Leaving out the pictures, please retype each record exactly.

RECORDS PROVIDED:
■ ■ ■ ■

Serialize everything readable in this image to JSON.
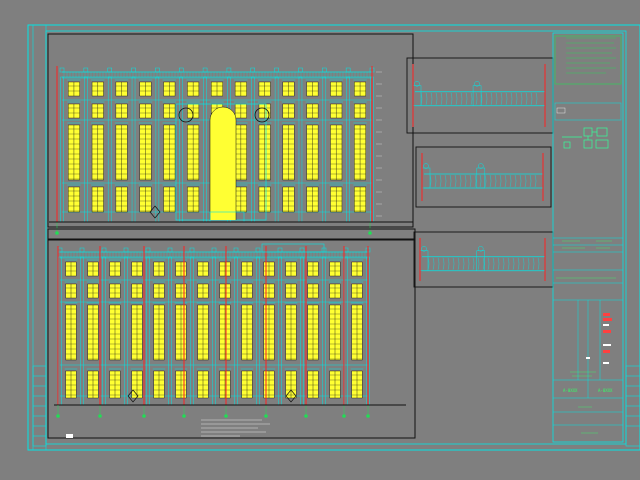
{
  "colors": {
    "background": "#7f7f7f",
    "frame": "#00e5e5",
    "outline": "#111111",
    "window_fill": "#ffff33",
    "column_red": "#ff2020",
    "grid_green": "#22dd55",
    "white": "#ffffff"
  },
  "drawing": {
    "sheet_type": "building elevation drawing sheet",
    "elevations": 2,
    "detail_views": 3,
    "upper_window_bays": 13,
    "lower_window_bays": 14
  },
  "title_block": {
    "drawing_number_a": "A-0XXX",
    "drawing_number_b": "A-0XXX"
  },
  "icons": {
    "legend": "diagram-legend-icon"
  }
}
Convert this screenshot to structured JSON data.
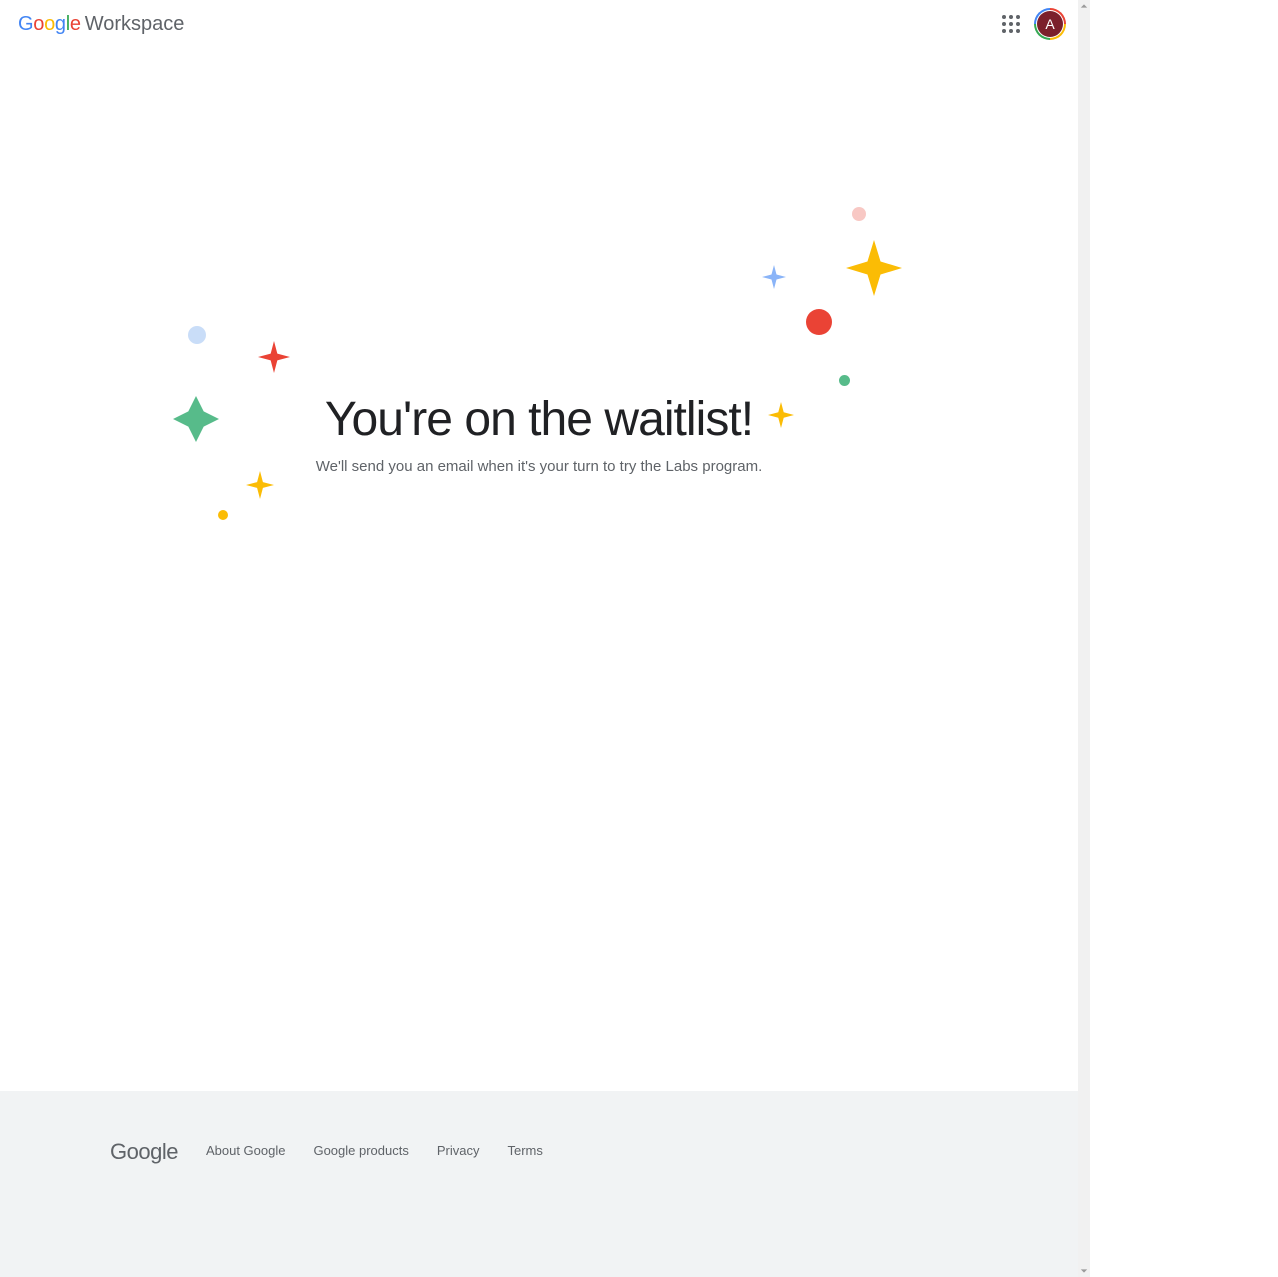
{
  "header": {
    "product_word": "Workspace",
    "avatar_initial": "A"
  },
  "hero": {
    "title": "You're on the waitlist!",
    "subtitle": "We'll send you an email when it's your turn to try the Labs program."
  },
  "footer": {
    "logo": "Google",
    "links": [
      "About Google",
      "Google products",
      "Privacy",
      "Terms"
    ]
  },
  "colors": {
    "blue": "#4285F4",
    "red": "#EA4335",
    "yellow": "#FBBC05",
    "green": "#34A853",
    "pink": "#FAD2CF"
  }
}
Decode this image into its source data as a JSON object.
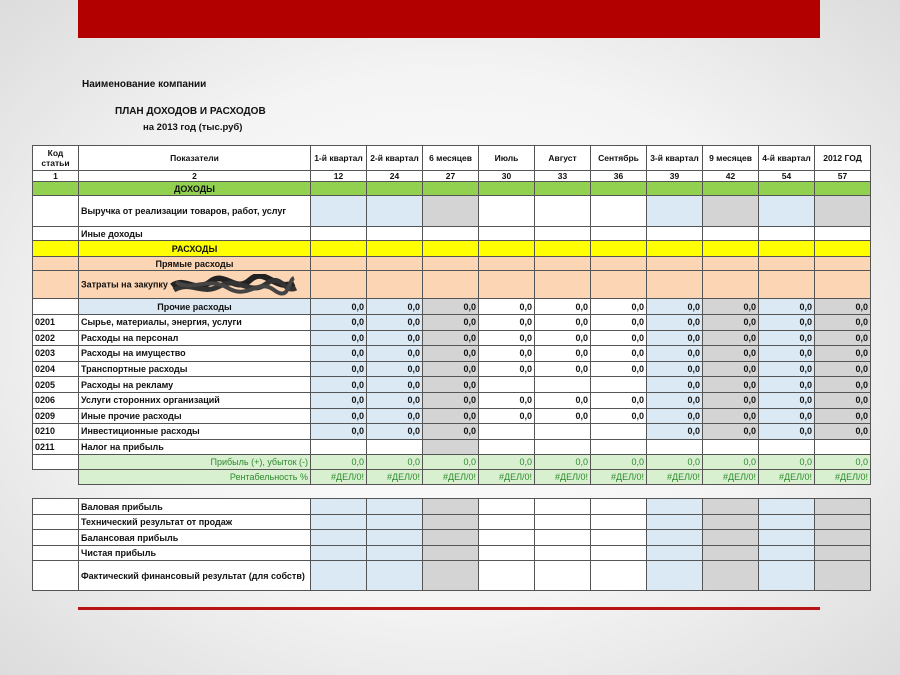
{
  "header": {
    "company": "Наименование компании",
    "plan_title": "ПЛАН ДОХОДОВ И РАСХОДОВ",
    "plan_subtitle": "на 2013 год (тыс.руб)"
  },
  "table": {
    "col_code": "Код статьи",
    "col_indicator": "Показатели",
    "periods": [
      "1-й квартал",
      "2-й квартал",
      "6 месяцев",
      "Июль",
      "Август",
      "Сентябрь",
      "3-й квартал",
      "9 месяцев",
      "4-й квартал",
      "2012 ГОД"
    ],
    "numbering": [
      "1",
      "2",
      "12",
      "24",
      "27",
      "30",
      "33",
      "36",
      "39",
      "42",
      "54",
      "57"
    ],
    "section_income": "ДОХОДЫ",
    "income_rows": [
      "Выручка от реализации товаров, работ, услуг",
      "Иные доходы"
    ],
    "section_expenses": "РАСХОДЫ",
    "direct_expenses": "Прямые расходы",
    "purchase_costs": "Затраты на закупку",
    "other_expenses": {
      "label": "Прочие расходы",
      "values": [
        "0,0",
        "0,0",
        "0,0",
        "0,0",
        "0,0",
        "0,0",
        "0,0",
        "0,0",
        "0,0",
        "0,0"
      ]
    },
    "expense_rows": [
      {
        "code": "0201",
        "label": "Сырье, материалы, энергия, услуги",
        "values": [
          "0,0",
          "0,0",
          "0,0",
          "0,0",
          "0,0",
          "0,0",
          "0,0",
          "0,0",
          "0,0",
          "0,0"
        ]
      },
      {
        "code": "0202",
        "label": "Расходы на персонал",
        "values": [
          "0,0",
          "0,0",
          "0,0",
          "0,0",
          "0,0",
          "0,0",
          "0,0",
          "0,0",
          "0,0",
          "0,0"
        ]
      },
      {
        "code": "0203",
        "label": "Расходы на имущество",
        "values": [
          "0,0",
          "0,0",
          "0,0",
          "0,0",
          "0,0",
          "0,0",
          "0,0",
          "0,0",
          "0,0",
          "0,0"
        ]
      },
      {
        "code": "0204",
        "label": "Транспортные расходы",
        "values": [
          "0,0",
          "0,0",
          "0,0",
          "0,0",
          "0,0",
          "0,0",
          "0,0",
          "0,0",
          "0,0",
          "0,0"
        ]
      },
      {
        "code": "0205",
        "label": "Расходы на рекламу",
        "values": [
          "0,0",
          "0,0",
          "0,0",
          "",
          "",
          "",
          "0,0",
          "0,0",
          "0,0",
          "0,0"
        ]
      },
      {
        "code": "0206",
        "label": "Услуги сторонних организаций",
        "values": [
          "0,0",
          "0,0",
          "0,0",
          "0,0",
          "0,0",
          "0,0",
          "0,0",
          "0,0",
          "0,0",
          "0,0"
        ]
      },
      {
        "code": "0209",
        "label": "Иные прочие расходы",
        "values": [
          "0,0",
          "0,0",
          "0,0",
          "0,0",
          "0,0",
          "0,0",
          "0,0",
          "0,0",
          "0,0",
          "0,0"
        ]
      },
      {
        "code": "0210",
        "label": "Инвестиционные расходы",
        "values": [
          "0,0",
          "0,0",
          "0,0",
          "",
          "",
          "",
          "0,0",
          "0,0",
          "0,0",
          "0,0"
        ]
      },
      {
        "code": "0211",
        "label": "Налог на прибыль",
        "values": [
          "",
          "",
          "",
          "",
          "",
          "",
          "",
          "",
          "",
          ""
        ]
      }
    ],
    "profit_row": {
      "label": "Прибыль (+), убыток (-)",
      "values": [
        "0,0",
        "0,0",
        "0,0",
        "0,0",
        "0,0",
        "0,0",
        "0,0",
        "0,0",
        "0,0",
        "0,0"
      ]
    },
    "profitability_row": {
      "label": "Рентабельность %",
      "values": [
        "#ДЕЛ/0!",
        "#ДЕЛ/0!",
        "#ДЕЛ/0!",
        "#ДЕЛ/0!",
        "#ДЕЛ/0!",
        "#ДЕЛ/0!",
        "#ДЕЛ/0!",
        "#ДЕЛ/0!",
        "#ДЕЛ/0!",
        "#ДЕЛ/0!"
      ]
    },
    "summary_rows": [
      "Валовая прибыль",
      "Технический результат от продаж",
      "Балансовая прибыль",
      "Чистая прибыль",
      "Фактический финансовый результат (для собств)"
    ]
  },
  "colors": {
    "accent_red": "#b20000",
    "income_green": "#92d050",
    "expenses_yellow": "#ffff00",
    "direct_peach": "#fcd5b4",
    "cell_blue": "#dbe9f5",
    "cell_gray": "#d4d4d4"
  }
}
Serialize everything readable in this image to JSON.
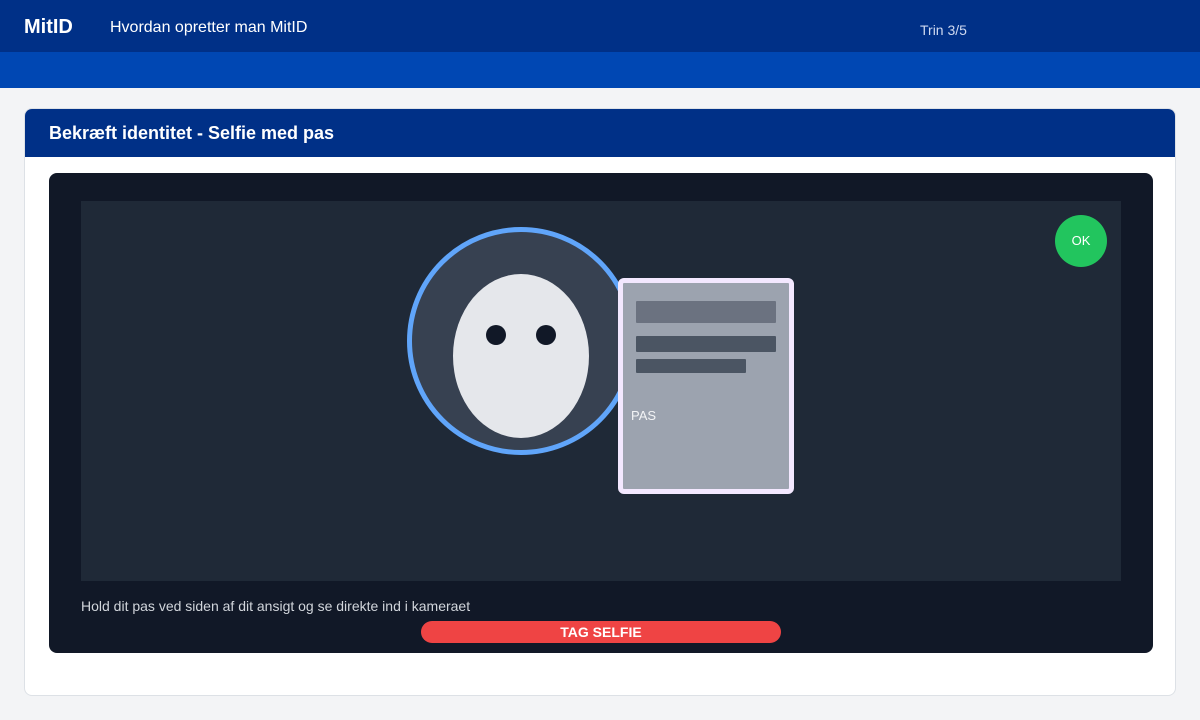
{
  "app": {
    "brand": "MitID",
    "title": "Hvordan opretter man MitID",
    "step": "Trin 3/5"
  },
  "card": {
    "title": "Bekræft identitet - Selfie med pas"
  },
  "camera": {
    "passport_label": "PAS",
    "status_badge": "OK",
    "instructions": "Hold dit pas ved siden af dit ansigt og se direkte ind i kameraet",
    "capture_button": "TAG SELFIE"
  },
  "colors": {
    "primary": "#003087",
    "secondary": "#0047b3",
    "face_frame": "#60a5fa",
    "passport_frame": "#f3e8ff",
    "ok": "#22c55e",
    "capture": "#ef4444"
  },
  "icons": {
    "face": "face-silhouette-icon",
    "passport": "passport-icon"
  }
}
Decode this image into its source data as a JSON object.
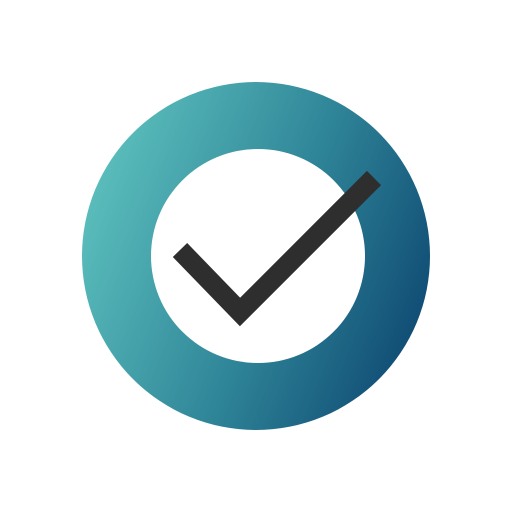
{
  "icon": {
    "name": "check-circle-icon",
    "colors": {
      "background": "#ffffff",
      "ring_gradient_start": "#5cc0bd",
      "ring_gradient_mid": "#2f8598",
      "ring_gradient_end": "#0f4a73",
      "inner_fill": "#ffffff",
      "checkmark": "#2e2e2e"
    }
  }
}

■ ■ ■ ■

FINAL RESULT:
Serialize everything readable in this image to JSON.
{
  "colors": {
    "background": "#7f7f7f",
    "frame": "#00e5e5",
    "outline": "#111111",
    "window_fill": "#ffff33",
    "column_red": "#ff2020",
    "grid_green": "#22dd55",
    "white": "#ffffff"
  },
  "drawing": {
    "sheet_type": "building elevation drawing sheet",
    "elevations": 2,
    "detail_views": 3,
    "upper_window_bays": 13,
    "lower_window_bays": 14
  },
  "title_block": {
    "drawing_number_a": "A-0XXX",
    "drawing_number_b": "A-0XXX"
  },
  "icons": {
    "legend": "diagram-legend-icon"
  }
}
Convert this screenshot to structured JSON data.
{
  "header": {
    "product_word": "Workspace",
    "avatar_initial": "A"
  },
  "hero": {
    "title": "You're on the waitlist!",
    "subtitle": "We'll send you an email when it's your turn to try the Labs program."
  },
  "footer": {
    "logo": "Google",
    "links": [
      "About Google",
      "Google products",
      "Privacy",
      "Terms"
    ]
  },
  "colors": {
    "blue": "#4285F4",
    "red": "#EA4335",
    "yellow": "#FBBC05",
    "green": "#34A853",
    "pink": "#FAD2CF"
  }
}
Decode this image into its source data as a JSON object.
{
  "header": {
    "company": "Наименование компании",
    "plan_title": "ПЛАН ДОХОДОВ И РАСХОДОВ",
    "plan_subtitle": "на 2013 год (тыс.руб)"
  },
  "table": {
    "col_code": "Код статьи",
    "col_indicator": "Показатели",
    "periods": [
      "1-й квартал",
      "2-й квартал",
      "6 месяцев",
      "Июль",
      "Август",
      "Сентябрь",
      "3-й квартал",
      "9 месяцев",
      "4-й квартал",
      "2012 ГОД"
    ],
    "numbering": [
      "1",
      "2",
      "12",
      "24",
      "27",
      "30",
      "33",
      "36",
      "39",
      "42",
      "54",
      "57"
    ],
    "section_income": "ДОХОДЫ",
    "income_rows": [
      "Выручка от реализации товаров, работ, услуг",
      "Иные доходы"
    ],
    "section_expenses": "РАСХОДЫ",
    "direct_expenses": "Прямые расходы",
    "purchase_costs": "Затраты на закупку",
    "other_expenses": {
      "label": "Прочие расходы",
      "values": [
        "0,0",
        "0,0",
        "0,0",
        "0,0",
        "0,0",
        "0,0",
        "0,0",
        "0,0",
        "0,0",
        "0,0"
      ]
    },
    "expense_rows": [
      {
        "code": "0201",
        "label": "Сырье, материалы, энергия, услуги",
        "values": [
          "0,0",
          "0,0",
          "0,0",
          "0,0",
          "0,0",
          "0,0",
          "0,0",
          "0,0",
          "0,0",
          "0,0"
        ]
      },
      {
        "code": "0202",
        "label": "Расходы на персонал",
        "values": [
          "0,0",
          "0,0",
          "0,0",
          "0,0",
          "0,0",
          "0,0",
          "0,0",
          "0,0",
          "0,0",
          "0,0"
        ]
      },
      {
        "code": "0203",
        "label": "Расходы на имущество",
        "values": [
          "0,0",
          "0,0",
          "0,0",
          "0,0",
          "0,0",
          "0,0",
          "0,0",
          "0,0",
          "0,0",
          "0,0"
        ]
      },
      {
        "code": "0204",
        "label": "Транспортные расходы",
        "values": [
          "0,0",
          "0,0",
          "0,0",
          "0,0",
          "0,0",
          "0,0",
          "0,0",
          "0,0",
          "0,0",
          "0,0"
        ]
      },
      {
        "code": "0205",
        "label": "Расходы на рекламу",
        "values": [
          "0,0",
          "0,0",
          "0,0",
          "",
          "",
          "",
          "0,0",
          "0,0",
          "0,0",
          "0,0"
        ]
      },
      {
        "code": "0206",
        "label": "Услуги сторонних организаций",
        "values": [
          "0,0",
          "0,0",
          "0,0",
          "0,0",
          "0,0",
          "0,0",
          "0,0",
          "0,0",
          "0,0",
          "0,0"
        ]
      },
      {
        "code": "0209",
        "label": "Иные прочие расходы",
        "values": [
          "0,0",
          "0,0",
          "0,0",
          "0,0",
          "0,0",
          "0,0",
          "0,0",
          "0,0",
          "0,0",
          "0,0"
        ]
      },
      {
        "code": "0210",
        "label": "Инвестиционные расходы",
        "values": [
          "0,0",
          "0,0",
          "0,0",
          "",
          "",
          "",
          "0,0",
          "0,0",
          "0,0",
          "0,0"
        ]
      },
      {
        "code": "0211",
        "label": "Налог на прибыль",
        "values": [
          "",
          "",
          "",
          "",
          "",
          "",
          "",
          "",
          "",
          ""
        ]
      }
    ],
    "profit_row": {
      "label": "Прибыль (+), убыток (-)",
      "values": [
        "0,0",
        "0,0",
        "0,0",
        "0,0",
        "0,0",
        "0,0",
        "0,0",
        "0,0",
        "0,0",
        "0,0"
      ]
    },
    "profitability_row": {
      "label": "Рентабельность %",
      "values": [
        "#ДЕЛ/0!",
        "#ДЕЛ/0!",
        "#ДЕЛ/0!",
        "#ДЕЛ/0!",
        "#ДЕЛ/0!",
        "#ДЕЛ/0!",
        "#ДЕЛ/0!",
        "#ДЕЛ/0!",
        "#ДЕЛ/0!",
        "#ДЕЛ/0!"
      ]
    },
    "summary_rows": [
      "Валовая прибыль",
      "Технический результат от продаж",
      "Балансовая прибыль",
      "Чистая прибыль",
      "Фактический финансовый результат (для собств)"
    ]
  },
  "colors": {
    "accent_red": "#b20000",
    "income_green": "#92d050",
    "expenses_yellow": "#ffff00",
    "direct_peach": "#fcd5b4",
    "cell_blue": "#dbe9f5",
    "cell_gray": "#d4d4d4"
  }
}
Serialize everything readable in this image to JSON.
{
  "app": {
    "brand": "MitID",
    "title": "Hvordan opretter man MitID",
    "step": "Trin 3/5"
  },
  "card": {
    "title": "Bekræft identitet - Selfie med pas"
  },
  "camera": {
    "passport_label": "PAS",
    "status_badge": "OK",
    "instructions": "Hold dit pas ved siden af dit ansigt og se direkte ind i kameraet",
    "capture_button": "TAG SELFIE"
  },
  "colors": {
    "primary": "#003087",
    "secondary": "#0047b3",
    "face_frame": "#60a5fa",
    "passport_frame": "#f3e8ff",
    "ok": "#22c55e",
    "capture": "#ef4444"
  },
  "icons": {
    "face": "face-silhouette-icon",
    "passport": "passport-icon"
  }
}
Decode this image into its source data as a JSON object.
{
  "icon": {
    "name": "check-circle-icon",
    "colors": {
      "background": "#ffffff",
      "ring_gradient_start": "#5cc0bd",
      "ring_gradient_mid": "#2f8598",
      "ring_gradient_end": "#0f4a73",
      "inner_fill": "#ffffff",
      "checkmark": "#2e2e2e"
    }
  }
}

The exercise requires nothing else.